WRITTEN REQUEST: Locate every line in the records below that contains the word "areas", and copy each one.

RECORDS SUPPLIED:
*****

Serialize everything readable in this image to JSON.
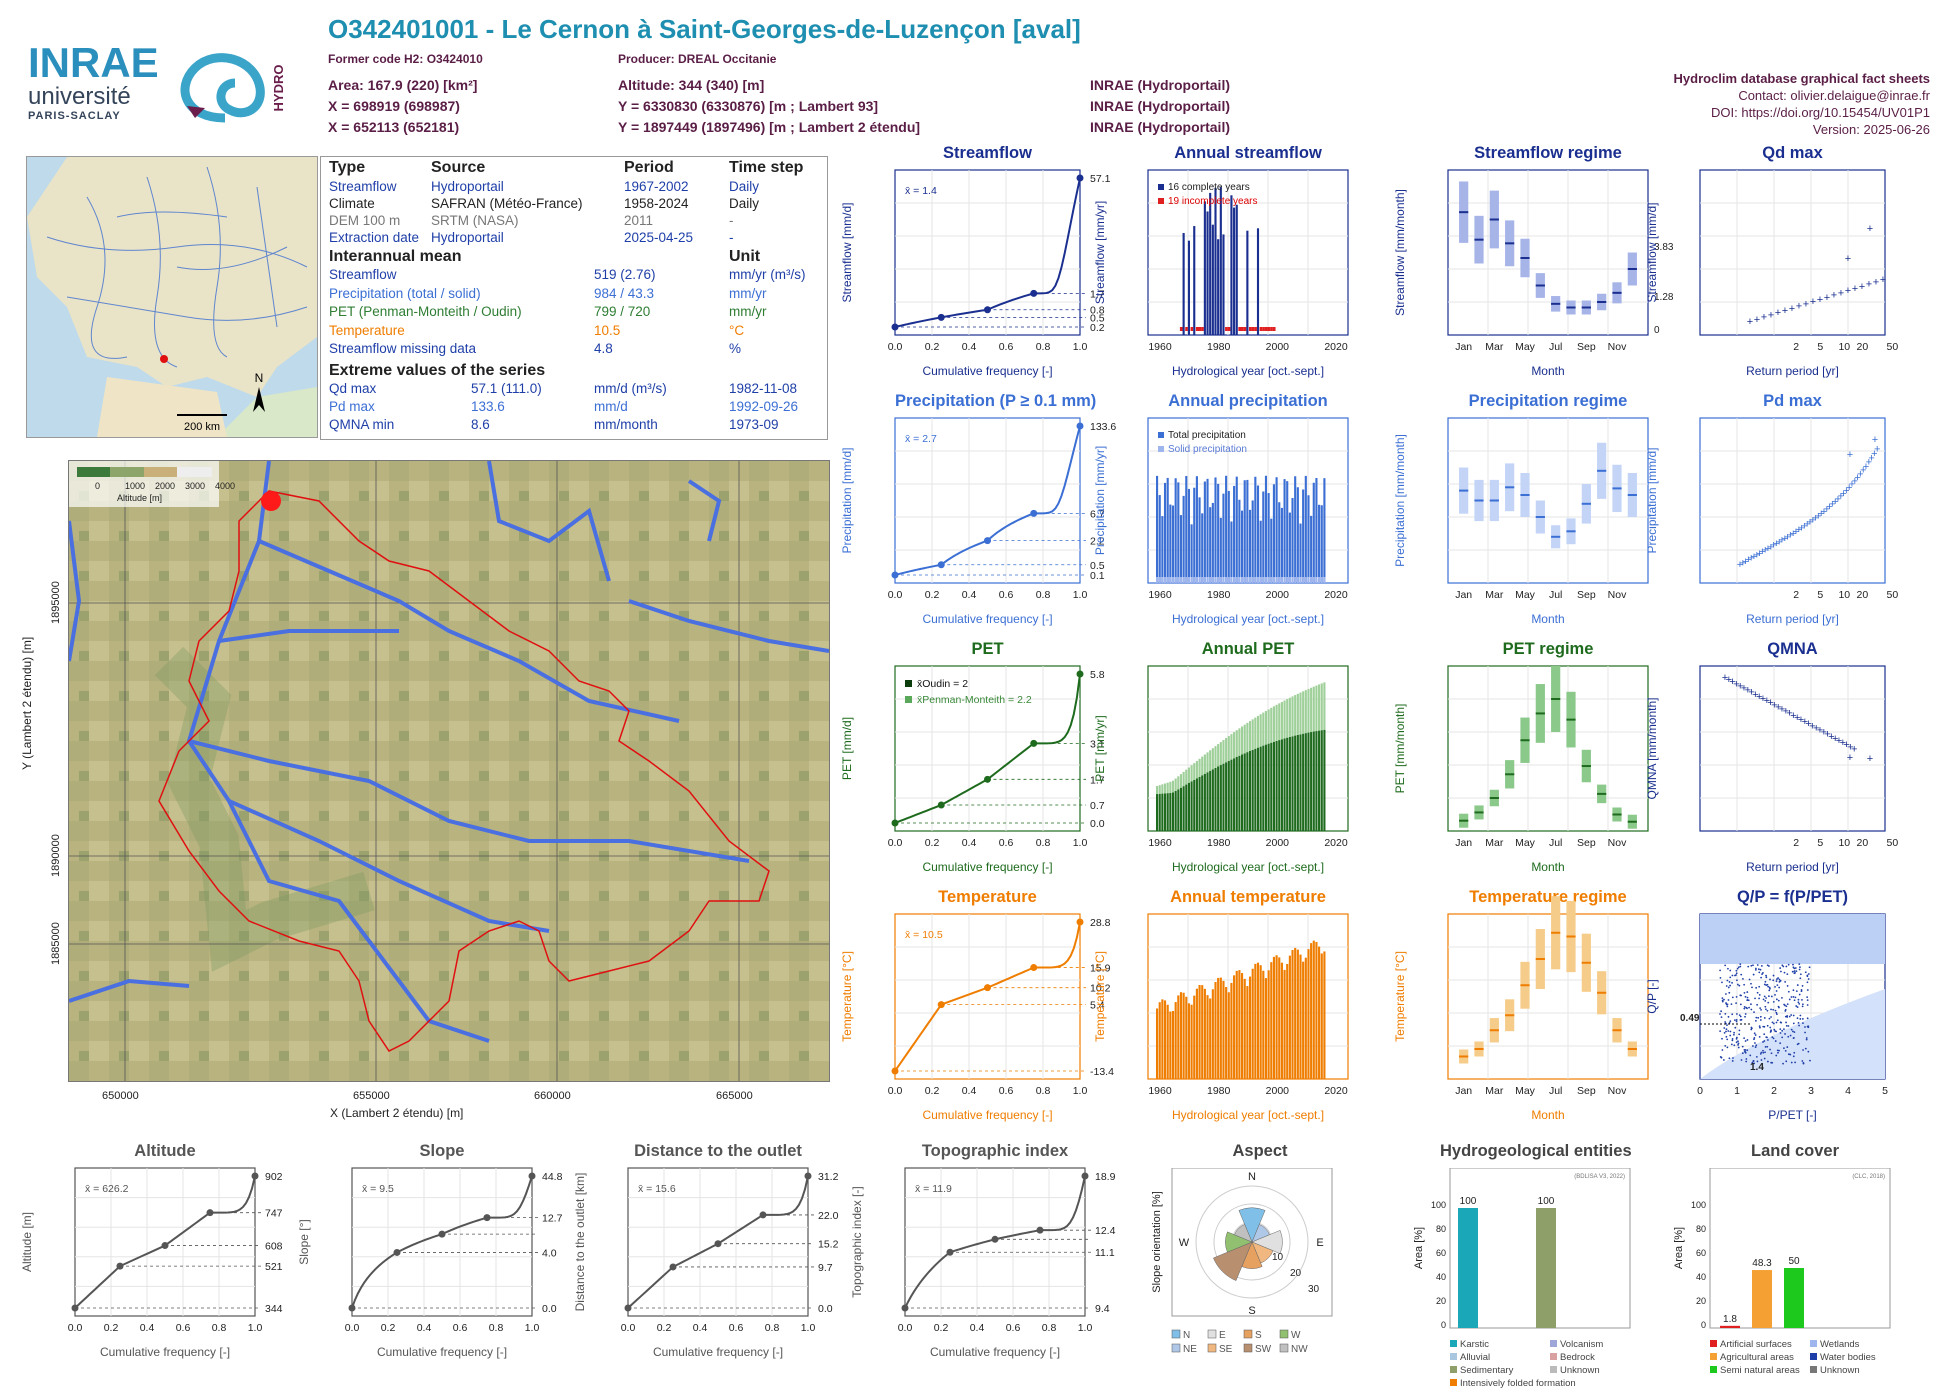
{
  "header": {
    "title": "O342401001 - Le Cernon à Saint-Georges-de-Luzençon [aval]",
    "former_code": "Former code H2: O3424010",
    "producer": "Producer: DREAL Occitanie",
    "area": "Area: 167.9 (220) [km²]",
    "x93": "X = 698919 (698987)",
    "x2e": "X = 652113 (652181)",
    "altitude": "Altitude: 344 (340) [m]",
    "y93": "Y = 6330830 (6330876) [m ; Lambert 93]",
    "y2e": "Y = 1897449 (1897496) [m ; Lambert 2 étendu]",
    "src1": "INRAE (Hydroportail)",
    "src2": "INRAE (Hydroportail)",
    "src3": "INRAE (Hydroportail)",
    "db": "Hydroclim database graphical fact sheets",
    "contact": "Contact: olivier.delaigue@inrae.fr",
    "doi": "DOI: https://doi.org/10.15454/UV01P1",
    "version": "Version: 2025-06-26"
  },
  "logo": {
    "l1": "INRAE",
    "l2": "université",
    "l3": "PARIS-SACLAY",
    "hydro": "HYDRO"
  },
  "locmap": {
    "scale": "200 km",
    "north": "N"
  },
  "info": {
    "h_type": "Type",
    "h_source": "Source",
    "h_period": "Period",
    "h_step": "Time step",
    "rows": [
      {
        "t": "Streamflow",
        "s": "Hydroportail",
        "p": "1967-2002",
        "ts": "Daily",
        "col": "#1f3fa8"
      },
      {
        "t": "Climate",
        "s": "SAFRAN (Météo-France)",
        "p": "1958-2024",
        "ts": "Daily",
        "col": "#222"
      },
      {
        "t": "DEM 100 m",
        "s": "SRTM (NASA)",
        "p": "2011",
        "ts": "-",
        "col": "#777"
      },
      {
        "t": "Extraction date",
        "s": "Hydroportail",
        "p": "2025-04-25",
        "ts": "-",
        "col": "#1f3fa8"
      }
    ],
    "h_mean": "Interannual mean",
    "h_unit": "Unit",
    "mean_rows": [
      {
        "t": "Streamflow",
        "v": "519 (2.76)",
        "u": "mm/yr (m³/s)",
        "col": "#1f3fa8"
      },
      {
        "t": "Precipitation (total / solid)",
        "v": "984 / 43.3",
        "u": "mm/yr",
        "col": "#3b6fd4"
      },
      {
        "t": "PET (Penman-Monteith / Oudin)",
        "v": "799 / 720",
        "u": "mm/yr",
        "col": "#2e7d32"
      },
      {
        "t": "Temperature",
        "v": "10.5",
        "u": "°C",
        "col": "#ef7d00"
      },
      {
        "t": "Streamflow missing data",
        "v": "4.8",
        "u": "%",
        "col": "#1f3fa8"
      }
    ],
    "h_extreme": "Extreme values of the series",
    "ext_rows": [
      {
        "t": "Qd max",
        "v": "57.1 (111.0)",
        "u": "mm/d (m³/s)",
        "d": "1982-11-08",
        "col": "#1f3fa8"
      },
      {
        "t": "Pd max",
        "v": "133.6",
        "u": "mm/d",
        "d": "1992-09-26",
        "col": "#3b6fd4"
      },
      {
        "t": "QMNA min",
        "v": "8.6",
        "u": "mm/month",
        "d": "1973-09",
        "col": "#1f3fa8"
      }
    ]
  },
  "bigmap": {
    "xlabel": "X (Lambert 2 étendu) [m]",
    "ylabel": "Y (Lambert 2 étendu) [m]",
    "xticks": [
      "650000",
      "655000",
      "660000",
      "665000"
    ],
    "yticks": [
      "1895000",
      "1890000",
      "1885000"
    ],
    "legend_title": "Altitude [m]",
    "legend_ticks": [
      "0",
      "1000",
      "2000",
      "3000",
      "4000"
    ]
  },
  "chart_data": [
    {
      "id": "streamflow",
      "type": "line",
      "title": "Streamflow",
      "ylabel": "Streamflow [mm/d]",
      "xlabel": "Cumulative frequency [-]",
      "mean": "x̄ = 1.4",
      "right_ticks": [
        "57.1",
        "1.7",
        "0.8",
        "0.5",
        "0.2"
      ],
      "x": [
        0,
        0.25,
        0.5,
        0.75,
        1
      ],
      "y": [
        0.2,
        0.5,
        0.8,
        1.7,
        57.1
      ]
    },
    {
      "id": "annual_streamflow",
      "type": "bar",
      "title": "Annual streamflow",
      "ylabel": "Streamflow [mm/yr]",
      "xlabel": "Hydrological year [oct.-sept.]",
      "legend": [
        "16 complete years",
        "19 incomplete years"
      ],
      "xticks": [
        "1960",
        "1980",
        "2000",
        "2020"
      ]
    },
    {
      "id": "streamflow_regime",
      "type": "box",
      "title": "Streamflow regime",
      "ylabel": "Streamflow [mm/month]",
      "xlabel": "Month",
      "right_ticks": [
        "3.83",
        "1.28",
        "0"
      ],
      "categories": [
        "Jan",
        "Feb",
        "Mar",
        "Apr",
        "May",
        "Jun",
        "Jul",
        "Aug",
        "Sep",
        "Oct",
        "Nov",
        "Dec"
      ],
      "median": [
        67,
        52,
        63,
        50,
        42,
        27,
        17,
        15,
        15,
        18,
        23,
        36
      ]
    },
    {
      "id": "qd_max",
      "type": "scatter",
      "title": "Qd max",
      "ylabel": "Streamflow [mm/d]",
      "xlabel": "Return period [yr]",
      "xticks": [
        "2",
        "5",
        "10",
        "20",
        "50"
      ]
    },
    {
      "id": "precipitation",
      "type": "line",
      "title": "Precipitation (P ≥ 0.1 mm)",
      "ylabel": "Precipitation [mm/d]",
      "xlabel": "Cumulative frequency [-]",
      "mean": "x̄ = 2.7",
      "right_ticks": [
        "133.6",
        "6.7",
        "2.2",
        "0.5",
        "0.1"
      ],
      "x": [
        0,
        0.25,
        0.5,
        0.75,
        1
      ],
      "y": [
        0.1,
        0.5,
        2.2,
        6.7,
        133.6
      ]
    },
    {
      "id": "annual_precipitation",
      "type": "bar",
      "title": "Annual precipitation",
      "ylabel": "Precipitation [mm/yr]",
      "xlabel": "Hydrological year [oct.-sept.]",
      "legend": [
        "Total precipitation",
        "Solid precipitation"
      ],
      "xticks": [
        "1960",
        "1980",
        "2000",
        "2020"
      ]
    },
    {
      "id": "precipitation_regime",
      "type": "box",
      "title": "Precipitation regime",
      "ylabel": "Precipitation [mm/month]",
      "xlabel": "Month",
      "categories": [
        "Jan",
        "Feb",
        "Mar",
        "Apr",
        "May",
        "Jun",
        "Jul",
        "Aug",
        "Sep",
        "Oct",
        "Nov",
        "Dec"
      ],
      "median": [
        84,
        75,
        75,
        87,
        80,
        60,
        42,
        47,
        72,
        102,
        86,
        80
      ]
    },
    {
      "id": "pd_max",
      "type": "scatter",
      "title": "Pd max",
      "ylabel": "Precipitation [mm/d]",
      "xlabel": "Return period [yr]",
      "xticks": [
        "2",
        "5",
        "10",
        "20",
        "50"
      ]
    },
    {
      "id": "pet",
      "type": "line",
      "title": "PET",
      "ylabel": "PET [mm/d]",
      "xlabel": "Cumulative frequency [-]",
      "legend": [
        "x̄Oudin = 2",
        "x̄Penman-Monteith = 2.2"
      ],
      "right_ticks": [
        "5.8",
        "3.1",
        "1.7",
        "0.7",
        "0.0"
      ],
      "x": [
        0,
        0.25,
        0.5,
        0.75,
        1
      ],
      "y": [
        0.0,
        0.7,
        1.7,
        3.1,
        5.8
      ]
    },
    {
      "id": "annual_pet",
      "type": "bar",
      "title": "Annual PET",
      "ylabel": "PET [mm/yr]",
      "xlabel": "Hydrological year [oct.-sept.]",
      "xticks": [
        "1960",
        "1980",
        "2000",
        "2020"
      ]
    },
    {
      "id": "pet_regime",
      "type": "box",
      "title": "PET regime",
      "ylabel": "PET [mm/month]",
      "xlabel": "Month",
      "categories": [
        "Jan",
        "Feb",
        "Mar",
        "Apr",
        "May",
        "Jun",
        "Jul",
        "Aug",
        "Sep",
        "Oct",
        "Nov",
        "Dec"
      ],
      "median": [
        10,
        18,
        32,
        55,
        88,
        114,
        128,
        108,
        63,
        36,
        16,
        9
      ]
    },
    {
      "id": "qmna",
      "type": "scatter",
      "title": "QMNA",
      "ylabel": "QMNA [mm/month]",
      "xlabel": "Return period [yr]",
      "xticks": [
        "2",
        "5",
        "10",
        "20",
        "50"
      ]
    },
    {
      "id": "temperature",
      "type": "line",
      "title": "Temperature",
      "ylabel": "Temperature [°C]",
      "xlabel": "Cumulative frequency [-]",
      "mean": "x̄ = 10.5",
      "right_ticks": [
        "28.8",
        "15.9",
        "10.2",
        "5.4",
        "-13.4"
      ],
      "x": [
        0,
        0.25,
        0.5,
        0.75,
        1
      ],
      "y": [
        -13.4,
        5.4,
        10.2,
        15.9,
        28.8
      ]
    },
    {
      "id": "annual_temperature",
      "type": "bar",
      "title": "Annual temperature",
      "ylabel": "Temperature [°C]",
      "xlabel": "Hydrological year [oct.-sept.]",
      "xticks": [
        "1960",
        "1980",
        "2000",
        "2020"
      ]
    },
    {
      "id": "temperature_regime",
      "type": "box",
      "title": "Temperature regime",
      "ylabel": "Temperature [°C]",
      "xlabel": "Month",
      "categories": [
        "Jan",
        "Feb",
        "Mar",
        "Apr",
        "May",
        "Jun",
        "Jul",
        "Aug",
        "Sep",
        "Oct",
        "Nov",
        "Dec"
      ],
      "median": [
        3,
        4,
        6.5,
        8.5,
        12.5,
        16,
        19.5,
        19,
        15.5,
        11.5,
        6.5,
        4
      ]
    },
    {
      "id": "qp",
      "type": "scatter",
      "title": "Q/P = f(P/PET)",
      "ylabel": "Q/P [-]",
      "xlabel": "P/PET [-]",
      "annotations": [
        "0.49",
        "1.4"
      ]
    },
    {
      "id": "altitude",
      "type": "line",
      "title": "Altitude",
      "ylabel": "Altitude [m]",
      "xlabel": "Cumulative frequency [-]",
      "mean": "x̄ = 626.2",
      "right_ticks": [
        "902",
        "747",
        "608",
        "521",
        "344"
      ],
      "x": [
        0,
        0.25,
        0.5,
        0.75,
        1
      ],
      "y": [
        344,
        521,
        608,
        747,
        902
      ]
    },
    {
      "id": "slope",
      "type": "line",
      "title": "Slope",
      "ylabel": "Slope [°]",
      "xlabel": "Cumulative frequency [-]",
      "mean": "x̄ = 9.5",
      "right_ticks": [
        "44.8",
        "12.7",
        "4.0",
        "0.0"
      ],
      "x": [
        0,
        0.25,
        0.5,
        0.75,
        1
      ],
      "y": [
        0.0,
        4.0,
        7.5,
        12.7,
        44.8
      ]
    },
    {
      "id": "distance",
      "type": "line",
      "title": "Distance to the outlet",
      "ylabel": "Distance to the outlet [km]",
      "xlabel": "Cumulative frequency [-]",
      "mean": "x̄ = 15.6",
      "right_ticks": [
        "31.2",
        "22.0",
        "15.2",
        "9.7",
        "0.0"
      ],
      "x": [
        0,
        0.25,
        0.5,
        0.75,
        1
      ],
      "y": [
        0.0,
        9.7,
        15.2,
        22.0,
        31.2
      ]
    },
    {
      "id": "topo",
      "type": "line",
      "title": "Topographic index",
      "ylabel": "Topographic index [-]",
      "xlabel": "Cumulative frequency [-]",
      "mean": "x̄ = 11.9",
      "right_ticks": [
        "18.9",
        "12.4",
        "11.1",
        "9.4"
      ],
      "x": [
        0,
        0.25,
        0.5,
        0.75,
        1
      ],
      "y": [
        9.4,
        11.1,
        11.8,
        12.4,
        18.9
      ]
    },
    {
      "id": "aspect",
      "type": "pie",
      "title": "Aspect",
      "ylabel": "Slope orientation [%]",
      "dirs": [
        "N",
        "E",
        "S",
        "W"
      ],
      "rings": [
        "10",
        "20",
        "30"
      ],
      "legend": [
        "N",
        "E",
        "S",
        "W",
        "NE",
        "SE",
        "SW",
        "NW"
      ]
    },
    {
      "id": "hydrogeo",
      "type": "bar",
      "title": "Hydrogeological entities",
      "ylabel": "Area [%]",
      "source": "(BDLISA V3, 2022)",
      "values": [
        100,
        100
      ],
      "labels": [
        "100",
        "100"
      ],
      "legend": [
        "Karstic",
        "Volcanism",
        "Alluvial",
        "Bedrock",
        "Sedimentary",
        "Unknown",
        "Intensively folded formation"
      ]
    },
    {
      "id": "landcover",
      "type": "bar",
      "title": "Land cover",
      "ylabel": "Area [%]",
      "source": "(CLC, 2018)",
      "values": [
        1.8,
        48.3,
        50
      ],
      "labels": [
        "1.8",
        "48.3",
        "50"
      ],
      "legend": [
        "Artificial surfaces",
        "Wetlands",
        "Agricultural areas",
        "Water bodies",
        "Semi natural areas",
        "Unknown"
      ]
    }
  ]
}
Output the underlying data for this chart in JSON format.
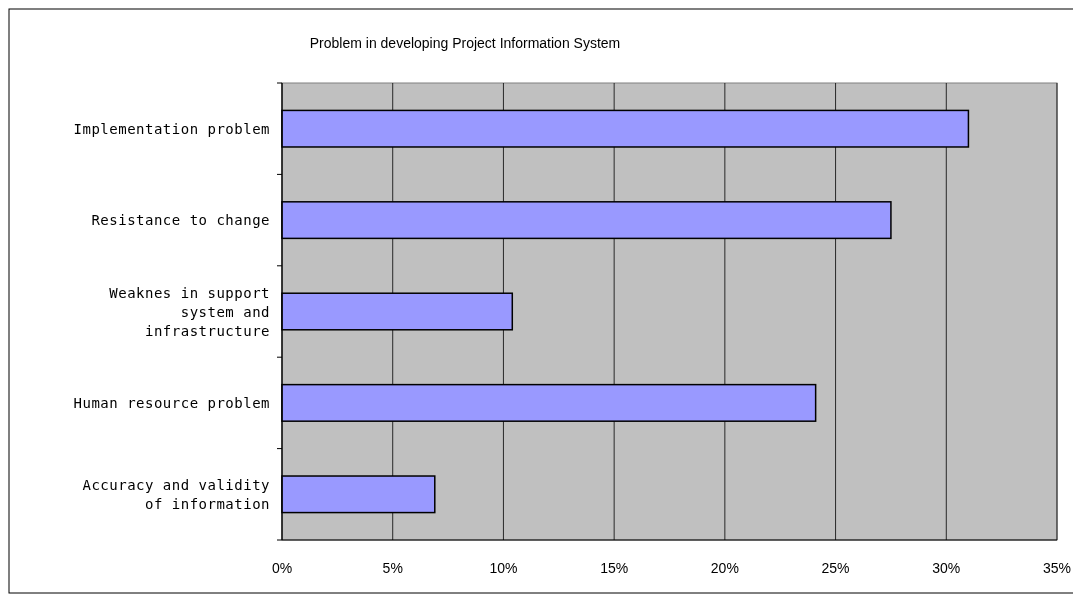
{
  "chart_data": {
    "type": "bar",
    "orientation": "horizontal",
    "title": "Problem in developing Project Information System",
    "categories": [
      "Implementation problem",
      "Resistance to change",
      "Weaknes in support system and infrastructure",
      "Human resource problem",
      "Accuracy and validity of information"
    ],
    "values": [
      31.0,
      27.5,
      10.4,
      24.1,
      6.9
    ],
    "color": "#9999ff",
    "xlim": [
      0,
      35
    ],
    "xticks": [
      {
        "value": 0,
        "label": "0%"
      },
      {
        "value": 5,
        "label": "5%"
      },
      {
        "value": 10,
        "label": "10%"
      },
      {
        "value": 15,
        "label": "15%"
      },
      {
        "value": 20,
        "label": "20%"
      },
      {
        "value": 25,
        "label": "25%"
      },
      {
        "value": 30,
        "label": "30%"
      },
      {
        "value": 35,
        "label": "35%"
      }
    ],
    "grid": "x"
  }
}
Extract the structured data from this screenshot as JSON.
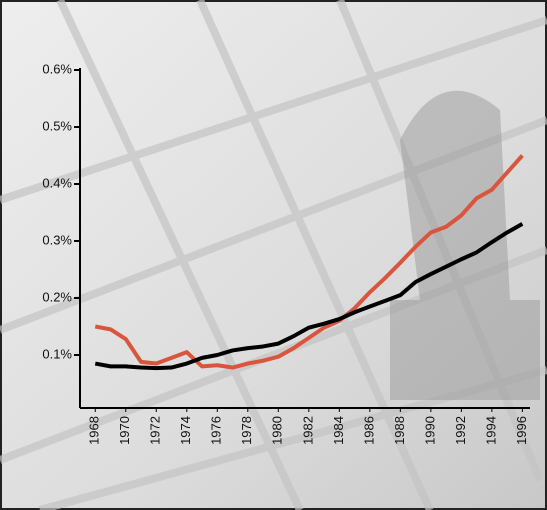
{
  "chart_data": {
    "type": "line",
    "x": [
      1968,
      1969,
      1970,
      1971,
      1972,
      1973,
      1974,
      1975,
      1976,
      1977,
      1978,
      1979,
      1980,
      1981,
      1982,
      1983,
      1984,
      1985,
      1986,
      1987,
      1988,
      1989,
      1990,
      1991,
      1992,
      1993,
      1994,
      1995,
      1996
    ],
    "series": [
      {
        "color": "#d9553d",
        "values": [
          0.15,
          0.145,
          0.128,
          0.088,
          0.085,
          0.095,
          0.105,
          0.08,
          0.082,
          0.078,
          0.085,
          0.09,
          0.097,
          0.112,
          0.13,
          0.148,
          0.16,
          0.182,
          0.21,
          0.235,
          0.262,
          0.29,
          0.315,
          0.325,
          0.345,
          0.375,
          0.39,
          0.42,
          0.45
        ]
      },
      {
        "color": "#000000",
        "values": [
          0.085,
          0.08,
          0.08,
          0.078,
          0.077,
          0.078,
          0.085,
          0.095,
          0.1,
          0.108,
          0.112,
          0.115,
          0.12,
          0.133,
          0.148,
          0.155,
          0.163,
          0.175,
          0.185,
          0.195,
          0.205,
          0.228,
          0.242,
          0.255,
          0.268,
          0.28,
          0.298,
          0.315,
          0.33
        ]
      }
    ],
    "xlim": [
      1967,
      1996.5
    ],
    "xticks": [
      1968,
      1970,
      1972,
      1974,
      1976,
      1978,
      1980,
      1982,
      1984,
      1986,
      1988,
      1990,
      1992,
      1994,
      1996
    ],
    "ylim": [
      0,
      0.6
    ],
    "yticks": [
      {
        "value": 0.1,
        "label": "0.1%"
      },
      {
        "value": 0.2,
        "label": "0.2%"
      },
      {
        "value": 0.3,
        "label": "0.3%"
      },
      {
        "value": 0.4,
        "label": "0.4%"
      },
      {
        "value": 0.5,
        "label": "0.5%"
      },
      {
        "value": 0.6,
        "label": "0.6%"
      }
    ]
  }
}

*****

EXPECTED ANSWER:
        "Agricultural areas",
        "Semi natural areas",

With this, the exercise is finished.